The listing beneath should be written out in full, exactly as shown.

☆ ☆ ☆ ☆

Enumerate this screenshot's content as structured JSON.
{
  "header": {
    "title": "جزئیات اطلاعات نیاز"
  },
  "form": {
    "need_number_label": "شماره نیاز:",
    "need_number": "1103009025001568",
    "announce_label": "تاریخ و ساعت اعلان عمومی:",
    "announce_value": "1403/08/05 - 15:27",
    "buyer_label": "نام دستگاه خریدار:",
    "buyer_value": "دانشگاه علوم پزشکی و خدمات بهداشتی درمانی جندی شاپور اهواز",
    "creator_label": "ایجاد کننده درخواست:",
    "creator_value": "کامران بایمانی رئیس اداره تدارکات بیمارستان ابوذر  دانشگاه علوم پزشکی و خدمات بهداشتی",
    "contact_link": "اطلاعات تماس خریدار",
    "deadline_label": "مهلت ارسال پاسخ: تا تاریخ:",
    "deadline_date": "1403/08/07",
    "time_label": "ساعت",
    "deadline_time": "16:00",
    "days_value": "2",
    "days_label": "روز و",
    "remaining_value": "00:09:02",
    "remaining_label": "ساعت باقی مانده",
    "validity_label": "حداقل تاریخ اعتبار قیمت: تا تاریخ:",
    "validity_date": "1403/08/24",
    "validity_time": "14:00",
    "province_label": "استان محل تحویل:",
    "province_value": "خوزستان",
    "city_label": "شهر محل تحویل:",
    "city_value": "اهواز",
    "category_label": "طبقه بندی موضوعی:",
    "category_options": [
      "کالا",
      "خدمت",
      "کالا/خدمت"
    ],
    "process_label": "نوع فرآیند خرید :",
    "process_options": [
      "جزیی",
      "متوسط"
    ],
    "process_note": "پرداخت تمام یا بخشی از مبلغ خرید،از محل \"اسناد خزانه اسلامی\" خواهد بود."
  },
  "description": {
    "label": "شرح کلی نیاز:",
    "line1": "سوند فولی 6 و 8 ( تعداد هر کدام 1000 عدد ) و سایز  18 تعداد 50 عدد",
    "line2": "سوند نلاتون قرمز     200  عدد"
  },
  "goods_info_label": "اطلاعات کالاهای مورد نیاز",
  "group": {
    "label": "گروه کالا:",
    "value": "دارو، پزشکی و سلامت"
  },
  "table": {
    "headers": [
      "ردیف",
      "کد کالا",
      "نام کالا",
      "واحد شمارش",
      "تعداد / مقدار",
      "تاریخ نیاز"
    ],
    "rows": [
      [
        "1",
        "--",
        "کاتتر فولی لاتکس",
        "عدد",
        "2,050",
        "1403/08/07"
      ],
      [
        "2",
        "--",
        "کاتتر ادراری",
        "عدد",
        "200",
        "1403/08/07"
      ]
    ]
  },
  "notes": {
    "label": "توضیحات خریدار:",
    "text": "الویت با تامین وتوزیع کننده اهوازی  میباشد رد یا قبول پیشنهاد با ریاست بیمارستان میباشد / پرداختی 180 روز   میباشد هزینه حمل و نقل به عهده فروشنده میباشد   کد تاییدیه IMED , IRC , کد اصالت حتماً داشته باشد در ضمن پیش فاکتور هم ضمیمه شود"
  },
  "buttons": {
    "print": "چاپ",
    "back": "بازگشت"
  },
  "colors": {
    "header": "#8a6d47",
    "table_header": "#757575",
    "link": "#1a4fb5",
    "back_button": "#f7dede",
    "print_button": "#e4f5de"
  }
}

☆ ☆ ☆ ☆

* [Task answer]
Enumerate this screenshot's content as structured JSON.
{
  "header": {
    "title": "جزئیات اطلاعات نیاز"
  },
  "form": {
    "need_number_label": "شماره نیاز:",
    "need_number": "1103009025001568",
    "announce_label": "تاریخ و ساعت اعلان عمومی:",
    "announce_value": "1403/08/05 - 15:27",
    "buyer_label": "نام دستگاه خریدار:",
    "buyer_value": "دانشگاه علوم پزشکی و خدمات بهداشتی درمانی جندی شاپور اهواز",
    "creator_label": "ایجاد کننده درخواست:",
    "creator_value": "کامران بایمانی رئیس اداره تدارکات بیمارستان ابوذر  دانشگاه علوم پزشکی و خدمات بهداشتی",
    "contact_link": "اطلاعات تماس خریدار",
    "deadline_label": "مهلت ارسال پاسخ: تا تاریخ:",
    "deadline_date": "1403/08/07",
    "time_label": "ساعت",
    "deadline_time": "16:00",
    "days_value": "2",
    "days_label": "روز و",
    "remaining_value": "00:09:02",
    "remaining_label": "ساعت باقی مانده",
    "validity_label": "حداقل تاریخ اعتبار قیمت: تا تاریخ:",
    "validity_date": "1403/08/24",
    "validity_time": "14:00",
    "province_label": "استان محل تحویل:",
    "province_value": "خوزستان",
    "city_label": "شهر محل تحویل:",
    "city_value": "اهواز",
    "category_label": "طبقه بندی موضوعی:",
    "category_options": [
      "کالا",
      "خدمت",
      "کالا/خدمت"
    ],
    "process_label": "نوع فرآیند خرید :",
    "process_options": [
      "جزیی",
      "متوسط"
    ],
    "process_note": "پرداخت تمام یا بخشی از مبلغ خرید،از محل \"اسناد خزانه اسلامی\" خواهد بود."
  },
  "description": {
    "label": "شرح کلی نیاز:",
    "line1": "سوند فولی 6 و 8 ( تعداد هر کدام 1000 عدد ) و سایز  18 تعداد 50 عدد",
    "line2": "سوند نلاتون قرمز     200  عدد"
  },
  "goods_info_label": "اطلاعات کالاهای مورد نیاز",
  "group": {
    "label": "گروه کالا:",
    "value": "دارو، پزشکی و سلامت"
  },
  "table": {
    "headers": [
      "ردیف",
      "کد کالا",
      "نام کالا",
      "واحد شمارش",
      "تعداد / مقدار",
      "تاریخ نیاز"
    ],
    "rows": [
      [
        "1",
        "--",
        "کاتتر فولی لاتکس",
        "عدد",
        "2,050",
        "1403/08/07"
      ],
      [
        "2",
        "--",
        "کاتتر ادراری",
        "عدد",
        "200",
        "1403/08/07"
      ]
    ]
  },
  "notes": {
    "label": "توضیحات خریدار:",
    "text": "الویت با تامین وتوزیع کننده اهوازی  میباشد رد یا قبول پیشنهاد با ریاست بیمارستان میباشد / پرداختی 180 روز   میباشد هزینه حمل و نقل به عهده فروشنده میباشد   کد تاییدیه IMED , IRC , کد اصالت حتماً داشته باشد در ضمن پیش فاکتور هم ضمیمه شود"
  },
  "buttons": {
    "print": "چاپ",
    "back": "بازگشت"
  },
  "colors": {
    "header": "#8a6d47",
    "table_header": "#757575",
    "link": "#1a4fb5",
    "back_button": "#f7dede",
    "print_button": "#e4f5de"
  }
}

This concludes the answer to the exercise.